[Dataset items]
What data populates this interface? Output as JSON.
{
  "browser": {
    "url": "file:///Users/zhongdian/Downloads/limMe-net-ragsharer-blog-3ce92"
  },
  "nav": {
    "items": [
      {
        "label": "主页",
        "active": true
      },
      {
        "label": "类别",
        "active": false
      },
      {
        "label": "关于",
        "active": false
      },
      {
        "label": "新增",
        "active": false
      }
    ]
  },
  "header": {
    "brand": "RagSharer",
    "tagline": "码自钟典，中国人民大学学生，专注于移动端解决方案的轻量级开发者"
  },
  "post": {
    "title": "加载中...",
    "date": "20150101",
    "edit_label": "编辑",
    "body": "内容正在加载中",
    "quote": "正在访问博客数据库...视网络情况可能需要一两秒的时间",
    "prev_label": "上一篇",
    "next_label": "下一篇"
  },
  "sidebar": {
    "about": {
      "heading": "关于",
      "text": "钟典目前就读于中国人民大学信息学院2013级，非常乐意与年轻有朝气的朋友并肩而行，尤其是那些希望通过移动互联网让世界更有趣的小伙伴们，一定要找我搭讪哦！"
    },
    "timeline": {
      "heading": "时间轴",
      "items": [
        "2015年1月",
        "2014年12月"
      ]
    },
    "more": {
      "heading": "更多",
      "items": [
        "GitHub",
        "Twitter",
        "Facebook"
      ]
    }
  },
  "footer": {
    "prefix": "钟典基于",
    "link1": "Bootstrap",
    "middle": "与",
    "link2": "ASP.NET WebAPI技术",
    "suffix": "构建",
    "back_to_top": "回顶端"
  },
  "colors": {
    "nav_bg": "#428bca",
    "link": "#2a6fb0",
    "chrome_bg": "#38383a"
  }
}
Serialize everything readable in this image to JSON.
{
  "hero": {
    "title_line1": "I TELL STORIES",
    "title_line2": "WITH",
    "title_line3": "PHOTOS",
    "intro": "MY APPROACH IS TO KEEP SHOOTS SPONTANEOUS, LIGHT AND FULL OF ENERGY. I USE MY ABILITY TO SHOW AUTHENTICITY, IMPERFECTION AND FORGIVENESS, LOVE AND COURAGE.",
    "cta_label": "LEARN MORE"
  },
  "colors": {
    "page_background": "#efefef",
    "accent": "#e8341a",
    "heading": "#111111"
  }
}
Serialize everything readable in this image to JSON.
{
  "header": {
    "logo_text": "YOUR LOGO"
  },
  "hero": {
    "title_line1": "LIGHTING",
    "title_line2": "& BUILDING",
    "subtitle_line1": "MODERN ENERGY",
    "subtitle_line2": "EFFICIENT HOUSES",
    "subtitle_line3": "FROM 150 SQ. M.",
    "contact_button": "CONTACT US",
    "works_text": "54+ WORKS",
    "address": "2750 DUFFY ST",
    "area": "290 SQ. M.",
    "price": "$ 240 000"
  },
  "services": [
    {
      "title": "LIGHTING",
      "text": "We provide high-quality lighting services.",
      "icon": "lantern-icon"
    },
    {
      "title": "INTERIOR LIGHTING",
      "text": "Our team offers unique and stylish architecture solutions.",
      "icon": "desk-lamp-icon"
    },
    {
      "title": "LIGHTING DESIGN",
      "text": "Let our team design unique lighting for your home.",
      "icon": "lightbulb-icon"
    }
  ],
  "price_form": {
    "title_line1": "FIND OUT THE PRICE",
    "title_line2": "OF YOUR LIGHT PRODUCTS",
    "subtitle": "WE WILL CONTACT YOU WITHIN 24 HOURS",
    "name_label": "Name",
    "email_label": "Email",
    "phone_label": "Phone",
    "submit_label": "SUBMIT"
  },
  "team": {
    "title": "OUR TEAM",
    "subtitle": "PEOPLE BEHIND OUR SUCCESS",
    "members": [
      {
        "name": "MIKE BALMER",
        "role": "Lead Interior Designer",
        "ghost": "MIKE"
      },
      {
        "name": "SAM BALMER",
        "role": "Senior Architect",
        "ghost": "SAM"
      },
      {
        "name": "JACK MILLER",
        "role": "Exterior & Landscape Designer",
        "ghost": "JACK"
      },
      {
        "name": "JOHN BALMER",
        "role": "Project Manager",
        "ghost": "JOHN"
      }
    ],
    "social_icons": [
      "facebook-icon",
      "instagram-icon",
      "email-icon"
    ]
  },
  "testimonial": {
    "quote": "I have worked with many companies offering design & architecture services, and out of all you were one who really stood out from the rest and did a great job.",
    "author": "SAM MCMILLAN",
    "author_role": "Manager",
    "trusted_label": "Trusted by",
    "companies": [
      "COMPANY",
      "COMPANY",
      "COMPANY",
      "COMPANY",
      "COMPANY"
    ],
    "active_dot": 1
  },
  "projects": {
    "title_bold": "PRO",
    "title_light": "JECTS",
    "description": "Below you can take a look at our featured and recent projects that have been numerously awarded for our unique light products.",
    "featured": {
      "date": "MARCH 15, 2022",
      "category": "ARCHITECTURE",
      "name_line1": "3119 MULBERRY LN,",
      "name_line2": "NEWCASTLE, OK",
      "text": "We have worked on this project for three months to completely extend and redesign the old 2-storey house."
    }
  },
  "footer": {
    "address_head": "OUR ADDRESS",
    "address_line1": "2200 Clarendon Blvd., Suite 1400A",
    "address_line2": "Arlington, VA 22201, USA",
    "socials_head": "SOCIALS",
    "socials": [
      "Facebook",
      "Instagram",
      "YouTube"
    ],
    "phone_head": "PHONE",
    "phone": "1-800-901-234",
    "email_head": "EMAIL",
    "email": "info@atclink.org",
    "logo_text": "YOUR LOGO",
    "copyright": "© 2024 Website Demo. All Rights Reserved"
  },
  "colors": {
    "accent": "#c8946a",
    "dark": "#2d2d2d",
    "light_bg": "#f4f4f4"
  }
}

Challenge
Give back the whole listing exactly as it reads.

Final answer
What data populates this interface? Output as JSON.
{
  "browser": {
    "url": "file:///Users/zhongdian/Downloads/limMe-net-ragsharer-blog-3ce92"
  },
  "nav": {
    "items": [
      {
        "label": "主页",
        "active": true
      },
      {
        "label": "类别",
        "active": false
      },
      {
        "label": "关于",
        "active": false
      },
      {
        "label": "新增",
        "active": false
      }
    ]
  },
  "header": {
    "brand": "RagSharer",
    "tagline": "码自钟典，中国人民大学学生，专注于移动端解决方案的轻量级开发者"
  },
  "post": {
    "title": "加载中...",
    "date": "20150101",
    "edit_label": "编辑",
    "body": "内容正在加载中",
    "quote": "正在访问博客数据库...视网络情况可能需要一两秒的时间",
    "prev_label": "上一篇",
    "next_label": "下一篇"
  },
  "sidebar": {
    "about": {
      "heading": "关于",
      "text": "钟典目前就读于中国人民大学信息学院2013级，非常乐意与年轻有朝气的朋友并肩而行，尤其是那些希望通过移动互联网让世界更有趣的小伙伴们，一定要找我搭讪哦！"
    },
    "timeline": {
      "heading": "时间轴",
      "items": [
        "2015年1月",
        "2014年12月"
      ]
    },
    "more": {
      "heading": "更多",
      "items": [
        "GitHub",
        "Twitter",
        "Facebook"
      ]
    }
  },
  "footer": {
    "prefix": "钟典基于",
    "link1": "Bootstrap",
    "middle": "与",
    "link2": "ASP.NET WebAPI技术",
    "suffix": "构建",
    "back_to_top": "回顶端"
  },
  "colors": {
    "nav_bg": "#428bca",
    "link": "#2a6fb0",
    "chrome_bg": "#38383a"
  }
}
Serialize everything readable in this image to JSON.
{
  "hero": {
    "title_line1": "I TELL STORIES",
    "title_line2": "WITH",
    "title_line3": "PHOTOS",
    "intro": "MY APPROACH IS TO KEEP SHOOTS SPONTANEOUS, LIGHT AND FULL OF ENERGY. I USE MY ABILITY TO SHOW AUTHENTICITY, IMPERFECTION AND FORGIVENESS, LOVE AND COURAGE.",
    "cta_label": "LEARN MORE"
  },
  "colors": {
    "page_background": "#efefef",
    "accent": "#e8341a",
    "heading": "#111111"
  }
}
Serialize everything readable in this image to JSON.
{
  "header": {
    "logo_text": "YOUR LOGO"
  },
  "hero": {
    "title_line1": "LIGHTING",
    "title_line2": "& BUILDING",
    "subtitle_line1": "MODERN ENERGY",
    "subtitle_line2": "EFFICIENT HOUSES",
    "subtitle_line3": "FROM 150 SQ. M.",
    "contact_button": "CONTACT US",
    "works_text": "54+ WORKS",
    "address": "2750 DUFFY ST",
    "area": "290 SQ. M.",
    "price": "$ 240 000"
  },
  "services": [
    {
      "title": "LIGHTING",
      "text": "We provide high-quality lighting services.",
      "icon": "lantern-icon"
    },
    {
      "title": "INTERIOR LIGHTING",
      "text": "Our team offers unique and stylish architecture solutions.",
      "icon": "desk-lamp-icon"
    },
    {
      "title": "LIGHTING DESIGN",
      "text": "Let our team design unique lighting for your home.",
      "icon": "lightbulb-icon"
    }
  ],
  "price_form": {
    "title_line1": "FIND OUT THE PRICE",
    "title_line2": "OF YOUR LIGHT PRODUCTS",
    "subtitle": "WE WILL CONTACT YOU WITHIN 24 HOURS",
    "name_label": "Name",
    "email_label": "Email",
    "phone_label": "Phone",
    "submit_label": "SUBMIT"
  },
  "team": {
    "title": "OUR TEAM",
    "subtitle": "PEOPLE BEHIND OUR SUCCESS",
    "members": [
      {
        "name": "MIKE BALMER",
        "role": "Lead Interior Designer",
        "ghost": "MIKE"
      },
      {
        "name": "SAM BALMER",
        "role": "Senior Architect",
        "ghost": "SAM"
      },
      {
        "name": "JACK MILLER",
        "role": "Exterior & Landscape Designer",
        "ghost": "JACK"
      },
      {
        "name": "JOHN BALMER",
        "role": "Project Manager",
        "ghost": "JOHN"
      }
    ],
    "social_icons": [
      "facebook-icon",
      "instagram-icon",
      "email-icon"
    ]
  },
  "testimonial": {
    "quote": "I have worked with many companies offering design & architecture services, and out of all you were one who really stood out from the rest and did a great job.",
    "author": "SAM MCMILLAN",
    "author_role": "Manager",
    "trusted_label": "Trusted by",
    "companies": [
      "COMPANY",
      "COMPANY",
      "COMPANY",
      "COMPANY",
      "COMPANY"
    ],
    "active_dot": 1
  },
  "projects": {
    "title_bold": "PRO",
    "title_light": "JECTS",
    "description": "Below you can take a look at our featured and recent projects that have been numerously awarded for our unique light products.",
    "featured": {
      "date": "MARCH 15, 2022",
      "category": "ARCHITECTURE",
      "name_line1": "3119 MULBERRY LN,",
      "name_line2": "NEWCASTLE, OK",
      "text": "We have worked on this project for three months to completely extend and redesign the old 2-storey house."
    }
  },
  "footer": {
    "address_head": "OUR ADDRESS",
    "address_line1": "2200 Clarendon Blvd., Suite 1400A",
    "address_line2": "Arlington, VA 22201, USA",
    "socials_head": "SOCIALS",
    "socials": [
      "Facebook",
      "Instagram",
      "YouTube"
    ],
    "phone_head": "PHONE",
    "phone": "1-800-901-234",
    "email_head": "EMAIL",
    "email": "info@atclink.org",
    "logo_text": "YOUR LOGO",
    "copyright": "© 2024 Website Demo. All Rights Reserved"
  },
  "colors": {
    "accent": "#c8946a",
    "dark": "#2d2d2d",
    "light_bg": "#f4f4f4"
  }
}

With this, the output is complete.